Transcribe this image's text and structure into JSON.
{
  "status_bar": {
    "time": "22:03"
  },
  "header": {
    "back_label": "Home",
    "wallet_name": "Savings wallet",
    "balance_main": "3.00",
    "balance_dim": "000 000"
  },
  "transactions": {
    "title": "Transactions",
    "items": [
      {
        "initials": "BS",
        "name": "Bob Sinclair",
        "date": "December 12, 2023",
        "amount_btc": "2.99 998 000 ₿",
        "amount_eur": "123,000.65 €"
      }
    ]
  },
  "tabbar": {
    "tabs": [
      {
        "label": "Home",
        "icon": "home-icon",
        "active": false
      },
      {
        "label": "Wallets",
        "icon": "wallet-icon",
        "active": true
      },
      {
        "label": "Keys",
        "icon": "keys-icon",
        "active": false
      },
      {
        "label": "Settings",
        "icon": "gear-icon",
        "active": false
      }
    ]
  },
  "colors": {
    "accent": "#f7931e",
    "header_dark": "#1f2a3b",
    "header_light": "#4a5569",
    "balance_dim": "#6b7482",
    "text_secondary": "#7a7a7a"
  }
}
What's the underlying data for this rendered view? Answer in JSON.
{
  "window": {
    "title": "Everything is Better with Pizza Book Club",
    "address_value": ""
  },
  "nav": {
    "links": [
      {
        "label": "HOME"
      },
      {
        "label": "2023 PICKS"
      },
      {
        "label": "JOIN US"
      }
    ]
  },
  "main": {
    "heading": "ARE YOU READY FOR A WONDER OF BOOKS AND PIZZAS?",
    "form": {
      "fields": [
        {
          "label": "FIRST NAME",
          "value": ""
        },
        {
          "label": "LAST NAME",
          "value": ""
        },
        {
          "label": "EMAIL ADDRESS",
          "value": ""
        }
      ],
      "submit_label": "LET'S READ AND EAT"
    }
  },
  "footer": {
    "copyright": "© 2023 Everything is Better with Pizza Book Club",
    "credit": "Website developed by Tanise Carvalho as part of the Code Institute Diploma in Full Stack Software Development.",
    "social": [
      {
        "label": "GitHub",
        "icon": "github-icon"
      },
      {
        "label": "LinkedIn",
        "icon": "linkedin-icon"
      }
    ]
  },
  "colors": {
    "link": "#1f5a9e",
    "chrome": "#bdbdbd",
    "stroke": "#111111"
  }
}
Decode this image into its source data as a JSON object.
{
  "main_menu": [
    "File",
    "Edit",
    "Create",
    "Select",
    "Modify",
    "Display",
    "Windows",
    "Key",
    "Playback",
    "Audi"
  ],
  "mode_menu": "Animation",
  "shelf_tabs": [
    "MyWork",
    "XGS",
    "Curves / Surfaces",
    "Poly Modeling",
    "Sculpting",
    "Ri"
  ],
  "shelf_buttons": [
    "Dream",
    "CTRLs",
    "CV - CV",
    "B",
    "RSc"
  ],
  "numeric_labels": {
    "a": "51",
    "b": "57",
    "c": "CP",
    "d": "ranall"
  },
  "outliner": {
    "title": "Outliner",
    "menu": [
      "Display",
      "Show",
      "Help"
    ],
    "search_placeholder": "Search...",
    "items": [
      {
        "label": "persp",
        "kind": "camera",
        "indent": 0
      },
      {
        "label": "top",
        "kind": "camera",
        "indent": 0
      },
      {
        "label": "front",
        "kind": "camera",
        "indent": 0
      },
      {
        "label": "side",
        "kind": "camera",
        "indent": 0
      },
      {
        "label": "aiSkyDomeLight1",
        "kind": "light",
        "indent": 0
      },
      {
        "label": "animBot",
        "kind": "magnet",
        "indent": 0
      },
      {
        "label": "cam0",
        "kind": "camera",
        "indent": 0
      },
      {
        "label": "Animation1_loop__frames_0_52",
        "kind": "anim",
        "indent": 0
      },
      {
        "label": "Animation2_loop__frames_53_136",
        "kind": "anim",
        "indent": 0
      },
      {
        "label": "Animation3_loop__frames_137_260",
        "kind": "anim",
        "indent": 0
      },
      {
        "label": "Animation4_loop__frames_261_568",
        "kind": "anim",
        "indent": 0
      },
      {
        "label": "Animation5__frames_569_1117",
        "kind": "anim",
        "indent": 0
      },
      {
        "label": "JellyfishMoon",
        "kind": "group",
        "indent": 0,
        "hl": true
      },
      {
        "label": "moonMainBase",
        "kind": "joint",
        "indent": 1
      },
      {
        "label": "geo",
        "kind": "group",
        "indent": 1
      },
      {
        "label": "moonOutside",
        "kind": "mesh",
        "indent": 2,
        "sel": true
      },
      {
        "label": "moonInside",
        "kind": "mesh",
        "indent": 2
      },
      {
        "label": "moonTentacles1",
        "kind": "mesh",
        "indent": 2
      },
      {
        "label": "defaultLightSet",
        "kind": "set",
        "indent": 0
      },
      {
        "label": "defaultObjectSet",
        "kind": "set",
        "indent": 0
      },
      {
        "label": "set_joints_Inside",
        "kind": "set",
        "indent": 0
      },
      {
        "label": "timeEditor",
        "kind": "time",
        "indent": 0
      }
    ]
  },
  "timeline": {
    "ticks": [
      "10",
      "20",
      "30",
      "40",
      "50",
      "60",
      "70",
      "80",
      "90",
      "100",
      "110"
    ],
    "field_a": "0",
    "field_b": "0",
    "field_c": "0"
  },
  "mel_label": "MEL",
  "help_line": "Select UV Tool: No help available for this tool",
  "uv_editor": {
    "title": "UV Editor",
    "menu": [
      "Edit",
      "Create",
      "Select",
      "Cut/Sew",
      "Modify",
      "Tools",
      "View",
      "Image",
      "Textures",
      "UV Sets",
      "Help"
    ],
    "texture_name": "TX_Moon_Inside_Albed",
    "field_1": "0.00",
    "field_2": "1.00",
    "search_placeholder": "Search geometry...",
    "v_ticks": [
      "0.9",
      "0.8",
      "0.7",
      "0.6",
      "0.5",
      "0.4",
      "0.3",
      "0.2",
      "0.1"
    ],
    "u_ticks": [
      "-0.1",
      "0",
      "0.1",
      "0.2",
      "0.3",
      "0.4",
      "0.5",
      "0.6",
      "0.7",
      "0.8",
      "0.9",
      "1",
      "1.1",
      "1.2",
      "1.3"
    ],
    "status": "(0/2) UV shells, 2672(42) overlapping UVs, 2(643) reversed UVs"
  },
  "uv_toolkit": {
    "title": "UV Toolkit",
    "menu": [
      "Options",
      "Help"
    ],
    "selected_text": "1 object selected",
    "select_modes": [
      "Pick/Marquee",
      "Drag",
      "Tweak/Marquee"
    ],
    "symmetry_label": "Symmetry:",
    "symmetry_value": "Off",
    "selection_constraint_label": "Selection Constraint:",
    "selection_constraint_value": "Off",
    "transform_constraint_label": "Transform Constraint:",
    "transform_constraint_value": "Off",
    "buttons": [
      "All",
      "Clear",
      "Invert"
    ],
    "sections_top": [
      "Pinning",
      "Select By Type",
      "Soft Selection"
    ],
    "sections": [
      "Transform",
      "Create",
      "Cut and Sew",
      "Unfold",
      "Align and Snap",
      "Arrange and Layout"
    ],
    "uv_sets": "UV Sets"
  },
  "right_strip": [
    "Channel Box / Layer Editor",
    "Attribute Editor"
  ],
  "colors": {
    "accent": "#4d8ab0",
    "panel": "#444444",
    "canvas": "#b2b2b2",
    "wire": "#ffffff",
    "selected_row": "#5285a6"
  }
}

══════════

WHAT THE TASK REQUIRES
The entries above must be returned in full, exactly as shown.

ANSWER TO THIS PROBLEM
Transcribe this image's text and structure into JSON.
{
  "status_bar": {
    "time": "22:03"
  },
  "header": {
    "back_label": "Home",
    "wallet_name": "Savings wallet",
    "balance_main": "3.00",
    "balance_dim": "000 000"
  },
  "transactions": {
    "title": "Transactions",
    "items": [
      {
        "initials": "BS",
        "name": "Bob Sinclair",
        "date": "December 12, 2023",
        "amount_btc": "2.99 998 000 ₿",
        "amount_eur": "123,000.65 €"
      }
    ]
  },
  "tabbar": {
    "tabs": [
      {
        "label": "Home",
        "icon": "home-icon",
        "active": false
      },
      {
        "label": "Wallets",
        "icon": "wallet-icon",
        "active": true
      },
      {
        "label": "Keys",
        "icon": "keys-icon",
        "active": false
      },
      {
        "label": "Settings",
        "icon": "gear-icon",
        "active": false
      }
    ]
  },
  "colors": {
    "accent": "#f7931e",
    "header_dark": "#1f2a3b",
    "header_light": "#4a5569",
    "balance_dim": "#6b7482",
    "text_secondary": "#7a7a7a"
  }
}
What's the underlying data for this rendered view? Answer in JSON.
{
  "window": {
    "title": "Everything is Better with Pizza Book Club",
    "address_value": ""
  },
  "nav": {
    "links": [
      {
        "label": "HOME"
      },
      {
        "label": "2023 PICKS"
      },
      {
        "label": "JOIN US"
      }
    ]
  },
  "main": {
    "heading": "ARE YOU READY FOR A WONDER OF BOOKS AND PIZZAS?",
    "form": {
      "fields": [
        {
          "label": "FIRST NAME",
          "value": ""
        },
        {
          "label": "LAST NAME",
          "value": ""
        },
        {
          "label": "EMAIL ADDRESS",
          "value": ""
        }
      ],
      "submit_label": "LET'S READ AND EAT"
    }
  },
  "footer": {
    "copyright": "© 2023 Everything is Better with Pizza Book Club",
    "credit": "Website developed by Tanise Carvalho as part of the Code Institute Diploma in Full Stack Software Development.",
    "social": [
      {
        "label": "GitHub",
        "icon": "github-icon"
      },
      {
        "label": "LinkedIn",
        "icon": "linkedin-icon"
      }
    ]
  },
  "colors": {
    "link": "#1f5a9e",
    "chrome": "#bdbdbd",
    "stroke": "#111111"
  }
}
Decode this image into its source data as a JSON object.
{
  "main_menu": [
    "File",
    "Edit",
    "Create",
    "Select",
    "Modify",
    "Display",
    "Windows",
    "Key",
    "Playback",
    "Audi"
  ],
  "mode_menu": "Animation",
  "shelf_tabs": [
    "MyWork",
    "XGS",
    "Curves / Surfaces",
    "Poly Modeling",
    "Sculpting",
    "Ri"
  ],
  "shelf_buttons": [
    "Dream",
    "CTRLs",
    "CV - CV",
    "B",
    "RSc"
  ],
  "numeric_labels": {
    "a": "51",
    "b": "57",
    "c": "CP",
    "d": "ranall"
  },
  "outliner": {
    "title": "Outliner",
    "menu": [
      "Display",
      "Show",
      "Help"
    ],
    "search_placeholder": "Search...",
    "items": [
      {
        "label": "persp",
        "kind": "camera",
        "indent": 0
      },
      {
        "label": "top",
        "kind": "camera",
        "indent": 0
      },
      {
        "label": "front",
        "kind": "camera",
        "indent": 0
      },
      {
        "label": "side",
        "kind": "camera",
        "indent": 0
      },
      {
        "label": "aiSkyDomeLight1",
        "kind": "light",
        "indent": 0
      },
      {
        "label": "animBot",
        "kind": "magnet",
        "indent": 0
      },
      {
        "label": "cam0",
        "kind": "camera",
        "indent": 0
      },
      {
        "label": "Animation1_loop__frames_0_52",
        "kind": "anim",
        "indent": 0
      },
      {
        "label": "Animation2_loop__frames_53_136",
        "kind": "anim",
        "indent": 0
      },
      {
        "label": "Animation3_loop__frames_137_260",
        "kind": "anim",
        "indent": 0
      },
      {
        "label": "Animation4_loop__frames_261_568",
        "kind": "anim",
        "indent": 0
      },
      {
        "label": "Animation5__frames_569_1117",
        "kind": "anim",
        "indent": 0
      },
      {
        "label": "JellyfishMoon",
        "kind": "group",
        "indent": 0,
        "hl": true
      },
      {
        "label": "moonMainBase",
        "kind": "joint",
        "indent": 1
      },
      {
        "label": "geo",
        "kind": "group",
        "indent": 1
      },
      {
        "label": "moonOutside",
        "kind": "mesh",
        "indent": 2,
        "sel": true
      },
      {
        "label": "moonInside",
        "kind": "mesh",
        "indent": 2
      },
      {
        "label": "moonTentacles1",
        "kind": "mesh",
        "indent": 2
      },
      {
        "label": "defaultLightSet",
        "kind": "set",
        "indent": 0
      },
      {
        "label": "defaultObjectSet",
        "kind": "set",
        "indent": 0
      },
      {
        "label": "set_joints_Inside",
        "kind": "set",
        "indent": 0
      },
      {
        "label": "timeEditor",
        "kind": "time",
        "indent": 0
      }
    ]
  },
  "timeline": {
    "ticks": [
      "10",
      "20",
      "30",
      "40",
      "50",
      "60",
      "70",
      "80",
      "90",
      "100",
      "110"
    ],
    "field_a": "0",
    "field_b": "0",
    "field_c": "0"
  },
  "mel_label": "MEL",
  "help_line": "Select UV Tool: No help available for this tool",
  "uv_editor": {
    "title": "UV Editor",
    "menu": [
      "Edit",
      "Create",
      "Select",
      "Cut/Sew",
      "Modify",
      "Tools",
      "View",
      "Image",
      "Textures",
      "UV Sets",
      "Help"
    ],
    "texture_name": "TX_Moon_Inside_Albed",
    "field_1": "0.00",
    "field_2": "1.00",
    "search_placeholder": "Search geometry...",
    "v_ticks": [
      "0.9",
      "0.8",
      "0.7",
      "0.6",
      "0.5",
      "0.4",
      "0.3",
      "0.2",
      "0.1"
    ],
    "u_ticks": [
      "-0.1",
      "0",
      "0.1",
      "0.2",
      "0.3",
      "0.4",
      "0.5",
      "0.6",
      "0.7",
      "0.8",
      "0.9",
      "1",
      "1.1",
      "1.2",
      "1.3"
    ],
    "status": "(0/2) UV shells, 2672(42) overlapping UVs, 2(643) reversed UVs"
  },
  "uv_toolkit": {
    "title": "UV Toolkit",
    "menu": [
      "Options",
      "Help"
    ],
    "selected_text": "1 object selected",
    "select_modes": [
      "Pick/Marquee",
      "Drag",
      "Tweak/Marquee"
    ],
    "symmetry_label": "Symmetry:",
    "symmetry_value": "Off",
    "selection_constraint_label": "Selection Constraint:",
    "selection_constraint_value": "Off",
    "transform_constraint_label": "Transform Constraint:",
    "transform_constraint_value": "Off",
    "buttons": [
      "All",
      "Clear",
      "Invert"
    ],
    "sections_top": [
      "Pinning",
      "Select By Type",
      "Soft Selection"
    ],
    "sections": [
      "Transform",
      "Create",
      "Cut and Sew",
      "Unfold",
      "Align and Snap",
      "Arrange and Layout"
    ],
    "uv_sets": "UV Sets"
  },
  "right_strip": [
    "Channel Box / Layer Editor",
    "Attribute Editor"
  ],
  "colors": {
    "accent": "#4d8ab0",
    "panel": "#444444",
    "canvas": "#b2b2b2",
    "wire": "#ffffff",
    "selected_row": "#5285a6"
  }
}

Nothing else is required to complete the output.